'''

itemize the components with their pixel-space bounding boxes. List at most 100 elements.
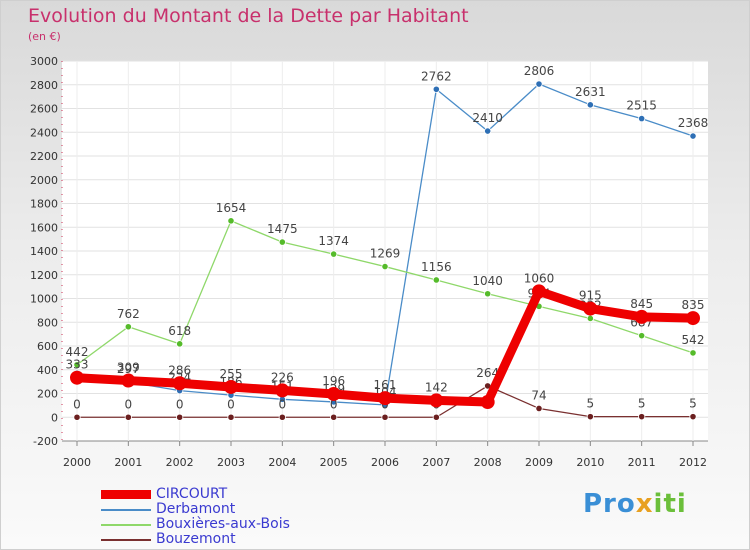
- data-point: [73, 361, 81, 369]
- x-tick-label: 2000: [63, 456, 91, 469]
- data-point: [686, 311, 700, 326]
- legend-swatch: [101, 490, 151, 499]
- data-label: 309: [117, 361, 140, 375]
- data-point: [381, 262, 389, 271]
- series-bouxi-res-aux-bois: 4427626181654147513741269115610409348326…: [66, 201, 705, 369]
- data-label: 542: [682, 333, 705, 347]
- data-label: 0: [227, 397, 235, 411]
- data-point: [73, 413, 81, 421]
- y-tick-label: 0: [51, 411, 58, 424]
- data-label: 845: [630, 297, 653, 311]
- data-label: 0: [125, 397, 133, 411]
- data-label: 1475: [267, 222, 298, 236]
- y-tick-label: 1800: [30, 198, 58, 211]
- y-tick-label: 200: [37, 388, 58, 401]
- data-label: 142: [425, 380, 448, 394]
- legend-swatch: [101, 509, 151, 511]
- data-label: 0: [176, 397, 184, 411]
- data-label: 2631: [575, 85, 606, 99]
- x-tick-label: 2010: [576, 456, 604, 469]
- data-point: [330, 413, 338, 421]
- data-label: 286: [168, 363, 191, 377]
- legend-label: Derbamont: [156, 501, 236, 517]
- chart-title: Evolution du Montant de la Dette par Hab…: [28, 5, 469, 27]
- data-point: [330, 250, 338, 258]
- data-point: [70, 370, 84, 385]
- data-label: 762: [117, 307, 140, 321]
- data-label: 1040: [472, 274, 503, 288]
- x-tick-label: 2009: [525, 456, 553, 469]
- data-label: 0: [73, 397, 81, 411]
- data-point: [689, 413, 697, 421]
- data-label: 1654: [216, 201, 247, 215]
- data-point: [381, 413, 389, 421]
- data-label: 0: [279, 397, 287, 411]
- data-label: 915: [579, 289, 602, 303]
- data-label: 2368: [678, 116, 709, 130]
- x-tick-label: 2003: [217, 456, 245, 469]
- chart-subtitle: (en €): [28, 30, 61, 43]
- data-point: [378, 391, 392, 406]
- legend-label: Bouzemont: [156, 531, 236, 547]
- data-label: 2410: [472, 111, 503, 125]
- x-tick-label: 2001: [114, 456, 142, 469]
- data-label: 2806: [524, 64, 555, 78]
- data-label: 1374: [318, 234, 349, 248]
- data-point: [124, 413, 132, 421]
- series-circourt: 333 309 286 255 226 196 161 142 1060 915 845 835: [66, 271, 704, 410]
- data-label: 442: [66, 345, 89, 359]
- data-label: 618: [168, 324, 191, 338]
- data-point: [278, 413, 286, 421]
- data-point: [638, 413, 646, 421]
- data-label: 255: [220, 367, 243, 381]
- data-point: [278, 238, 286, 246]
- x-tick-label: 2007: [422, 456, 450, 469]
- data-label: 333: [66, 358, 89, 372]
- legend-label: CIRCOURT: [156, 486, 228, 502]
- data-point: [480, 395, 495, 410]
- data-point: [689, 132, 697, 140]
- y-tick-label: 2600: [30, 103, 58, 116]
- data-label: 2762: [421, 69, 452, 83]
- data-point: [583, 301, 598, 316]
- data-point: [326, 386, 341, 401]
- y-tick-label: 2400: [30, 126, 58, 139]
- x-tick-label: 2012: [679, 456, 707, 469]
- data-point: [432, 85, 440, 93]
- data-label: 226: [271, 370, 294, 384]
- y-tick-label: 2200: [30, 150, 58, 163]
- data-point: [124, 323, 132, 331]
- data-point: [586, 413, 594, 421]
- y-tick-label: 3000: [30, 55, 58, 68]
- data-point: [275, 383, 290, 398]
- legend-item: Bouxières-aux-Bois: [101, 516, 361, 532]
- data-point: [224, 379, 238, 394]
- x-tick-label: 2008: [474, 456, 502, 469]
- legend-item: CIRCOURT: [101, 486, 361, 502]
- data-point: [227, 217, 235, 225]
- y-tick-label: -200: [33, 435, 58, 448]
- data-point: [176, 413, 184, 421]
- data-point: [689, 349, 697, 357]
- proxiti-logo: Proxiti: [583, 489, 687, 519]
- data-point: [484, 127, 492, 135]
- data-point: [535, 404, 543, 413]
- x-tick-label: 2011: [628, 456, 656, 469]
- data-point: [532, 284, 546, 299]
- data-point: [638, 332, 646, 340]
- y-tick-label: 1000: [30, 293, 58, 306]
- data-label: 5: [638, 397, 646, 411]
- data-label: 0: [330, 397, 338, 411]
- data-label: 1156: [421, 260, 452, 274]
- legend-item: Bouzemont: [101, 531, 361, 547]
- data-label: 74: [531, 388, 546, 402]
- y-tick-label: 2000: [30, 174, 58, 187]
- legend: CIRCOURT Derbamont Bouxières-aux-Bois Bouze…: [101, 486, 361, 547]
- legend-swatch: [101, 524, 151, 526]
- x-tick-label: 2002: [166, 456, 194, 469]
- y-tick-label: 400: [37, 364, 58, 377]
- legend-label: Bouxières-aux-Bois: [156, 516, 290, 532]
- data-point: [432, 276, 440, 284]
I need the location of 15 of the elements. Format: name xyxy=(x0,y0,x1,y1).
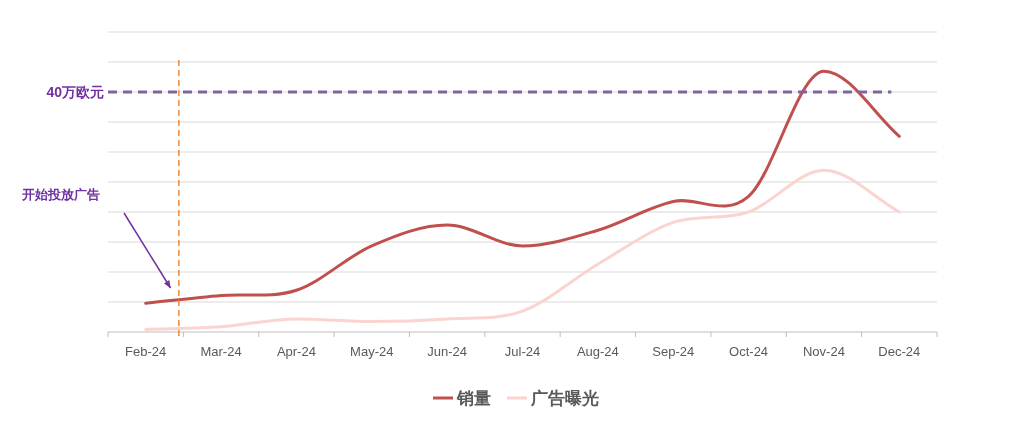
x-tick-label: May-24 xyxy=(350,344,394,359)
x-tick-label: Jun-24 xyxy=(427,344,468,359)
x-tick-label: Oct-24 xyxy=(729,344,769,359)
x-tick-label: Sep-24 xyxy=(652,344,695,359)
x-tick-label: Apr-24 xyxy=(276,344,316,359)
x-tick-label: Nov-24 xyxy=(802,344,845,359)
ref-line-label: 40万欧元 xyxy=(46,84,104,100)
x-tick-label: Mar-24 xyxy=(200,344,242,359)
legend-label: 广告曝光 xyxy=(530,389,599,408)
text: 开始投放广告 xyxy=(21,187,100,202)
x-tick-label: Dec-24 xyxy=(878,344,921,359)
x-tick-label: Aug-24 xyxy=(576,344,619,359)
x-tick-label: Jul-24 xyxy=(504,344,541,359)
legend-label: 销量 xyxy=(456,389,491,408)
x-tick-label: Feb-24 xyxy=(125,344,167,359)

'''
'''

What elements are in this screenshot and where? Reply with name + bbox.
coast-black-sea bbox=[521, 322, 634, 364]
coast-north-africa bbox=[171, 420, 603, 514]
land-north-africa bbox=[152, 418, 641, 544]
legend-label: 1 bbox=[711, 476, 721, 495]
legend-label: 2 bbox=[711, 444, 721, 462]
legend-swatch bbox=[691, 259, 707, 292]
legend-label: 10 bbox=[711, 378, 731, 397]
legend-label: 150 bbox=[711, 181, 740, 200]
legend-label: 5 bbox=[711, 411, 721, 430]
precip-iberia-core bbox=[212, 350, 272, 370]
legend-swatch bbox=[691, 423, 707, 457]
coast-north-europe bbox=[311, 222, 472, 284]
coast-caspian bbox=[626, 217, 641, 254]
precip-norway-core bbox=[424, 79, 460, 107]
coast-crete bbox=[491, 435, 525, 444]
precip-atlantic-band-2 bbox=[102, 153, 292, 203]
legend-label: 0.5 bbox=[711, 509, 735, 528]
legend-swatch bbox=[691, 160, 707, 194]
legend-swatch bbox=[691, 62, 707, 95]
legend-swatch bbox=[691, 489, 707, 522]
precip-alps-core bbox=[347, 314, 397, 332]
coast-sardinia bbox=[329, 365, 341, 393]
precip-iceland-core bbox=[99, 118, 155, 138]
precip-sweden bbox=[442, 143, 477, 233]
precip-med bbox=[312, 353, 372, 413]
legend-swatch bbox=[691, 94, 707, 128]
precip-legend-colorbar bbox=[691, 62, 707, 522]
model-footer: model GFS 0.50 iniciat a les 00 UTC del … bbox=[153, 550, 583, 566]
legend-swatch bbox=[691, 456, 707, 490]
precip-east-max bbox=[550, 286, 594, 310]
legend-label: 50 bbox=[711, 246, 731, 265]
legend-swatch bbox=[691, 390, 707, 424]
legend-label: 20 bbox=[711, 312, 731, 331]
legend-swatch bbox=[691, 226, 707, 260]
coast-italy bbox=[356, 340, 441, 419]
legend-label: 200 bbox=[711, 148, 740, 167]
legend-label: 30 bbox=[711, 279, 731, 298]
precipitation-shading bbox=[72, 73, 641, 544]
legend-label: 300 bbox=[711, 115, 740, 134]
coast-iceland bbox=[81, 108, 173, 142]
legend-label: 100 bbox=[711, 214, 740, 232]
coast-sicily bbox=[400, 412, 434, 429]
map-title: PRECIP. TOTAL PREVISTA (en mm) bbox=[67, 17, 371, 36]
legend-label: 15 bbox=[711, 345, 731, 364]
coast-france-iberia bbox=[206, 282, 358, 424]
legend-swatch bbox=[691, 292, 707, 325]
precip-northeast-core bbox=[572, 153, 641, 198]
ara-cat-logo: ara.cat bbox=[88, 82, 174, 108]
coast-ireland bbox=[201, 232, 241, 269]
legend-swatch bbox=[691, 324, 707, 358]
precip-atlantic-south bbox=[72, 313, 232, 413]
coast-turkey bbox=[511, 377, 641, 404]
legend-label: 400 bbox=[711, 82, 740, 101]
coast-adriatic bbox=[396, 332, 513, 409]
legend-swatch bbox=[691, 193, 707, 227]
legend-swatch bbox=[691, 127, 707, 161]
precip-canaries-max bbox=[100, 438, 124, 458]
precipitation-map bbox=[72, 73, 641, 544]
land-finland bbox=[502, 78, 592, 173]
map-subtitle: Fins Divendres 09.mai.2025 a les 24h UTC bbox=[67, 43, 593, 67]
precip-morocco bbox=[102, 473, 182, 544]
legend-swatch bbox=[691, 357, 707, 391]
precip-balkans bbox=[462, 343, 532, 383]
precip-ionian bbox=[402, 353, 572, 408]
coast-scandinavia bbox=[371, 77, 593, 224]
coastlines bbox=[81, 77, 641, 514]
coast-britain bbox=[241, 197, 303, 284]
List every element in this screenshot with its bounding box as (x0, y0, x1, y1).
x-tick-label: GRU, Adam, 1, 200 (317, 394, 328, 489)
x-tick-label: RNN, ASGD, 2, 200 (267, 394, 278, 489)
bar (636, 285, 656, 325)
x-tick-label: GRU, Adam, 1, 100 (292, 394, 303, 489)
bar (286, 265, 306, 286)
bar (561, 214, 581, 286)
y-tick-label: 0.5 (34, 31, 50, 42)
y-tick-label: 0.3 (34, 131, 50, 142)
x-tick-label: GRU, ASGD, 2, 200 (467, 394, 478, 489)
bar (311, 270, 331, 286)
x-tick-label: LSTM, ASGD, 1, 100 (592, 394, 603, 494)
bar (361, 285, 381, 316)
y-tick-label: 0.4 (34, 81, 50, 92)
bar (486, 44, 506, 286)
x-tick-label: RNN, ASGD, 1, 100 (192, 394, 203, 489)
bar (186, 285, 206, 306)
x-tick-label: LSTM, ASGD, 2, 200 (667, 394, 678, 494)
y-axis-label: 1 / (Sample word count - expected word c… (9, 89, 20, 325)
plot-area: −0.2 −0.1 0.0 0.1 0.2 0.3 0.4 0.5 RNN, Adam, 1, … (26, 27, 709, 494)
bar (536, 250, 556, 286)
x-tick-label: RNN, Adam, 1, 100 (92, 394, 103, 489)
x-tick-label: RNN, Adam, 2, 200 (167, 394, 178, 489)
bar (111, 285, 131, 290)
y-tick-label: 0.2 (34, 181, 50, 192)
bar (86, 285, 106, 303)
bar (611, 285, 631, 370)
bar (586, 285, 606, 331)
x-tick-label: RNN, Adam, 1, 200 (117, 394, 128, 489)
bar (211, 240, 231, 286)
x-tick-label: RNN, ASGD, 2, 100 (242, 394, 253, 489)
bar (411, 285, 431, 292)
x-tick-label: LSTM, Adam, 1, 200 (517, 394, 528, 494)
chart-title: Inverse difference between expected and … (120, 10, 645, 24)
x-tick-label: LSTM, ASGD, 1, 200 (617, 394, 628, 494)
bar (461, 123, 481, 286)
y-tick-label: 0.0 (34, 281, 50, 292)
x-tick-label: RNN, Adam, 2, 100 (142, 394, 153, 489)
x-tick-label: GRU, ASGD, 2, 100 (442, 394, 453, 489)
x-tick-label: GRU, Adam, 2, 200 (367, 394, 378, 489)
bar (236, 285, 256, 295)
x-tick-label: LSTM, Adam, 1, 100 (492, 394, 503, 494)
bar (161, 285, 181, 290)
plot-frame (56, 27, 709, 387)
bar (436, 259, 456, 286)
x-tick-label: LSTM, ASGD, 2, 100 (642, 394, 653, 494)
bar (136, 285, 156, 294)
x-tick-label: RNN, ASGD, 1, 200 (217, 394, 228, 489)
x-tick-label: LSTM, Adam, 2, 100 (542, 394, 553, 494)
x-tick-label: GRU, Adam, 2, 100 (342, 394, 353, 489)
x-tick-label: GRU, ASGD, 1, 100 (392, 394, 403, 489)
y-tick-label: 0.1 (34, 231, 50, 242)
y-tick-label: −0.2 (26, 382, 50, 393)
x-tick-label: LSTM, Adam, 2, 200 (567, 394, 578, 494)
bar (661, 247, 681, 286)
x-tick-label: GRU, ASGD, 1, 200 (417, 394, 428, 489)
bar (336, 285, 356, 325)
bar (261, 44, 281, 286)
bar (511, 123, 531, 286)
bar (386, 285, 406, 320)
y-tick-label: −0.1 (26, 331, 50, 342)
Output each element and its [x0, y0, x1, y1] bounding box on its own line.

'''

Set problem |
Rewrite the lines from the line with "What elements are" to the line with "legend-swatch bbox=[691, 259, 707, 292]", changing "legend-label" to "legend-text" and leaving everything else as it is. Return only those lines.

Solved problem |
What elements are in this screenshot and where? Reply with name + bbox.
coast-black-sea bbox=[521, 322, 634, 364]
coast-north-africa bbox=[171, 420, 603, 514]
land-north-africa bbox=[152, 418, 641, 544]
legend-text: 1 bbox=[711, 476, 721, 495]
legend-text: 2 bbox=[711, 444, 721, 462]
legend-swatch bbox=[691, 259, 707, 292]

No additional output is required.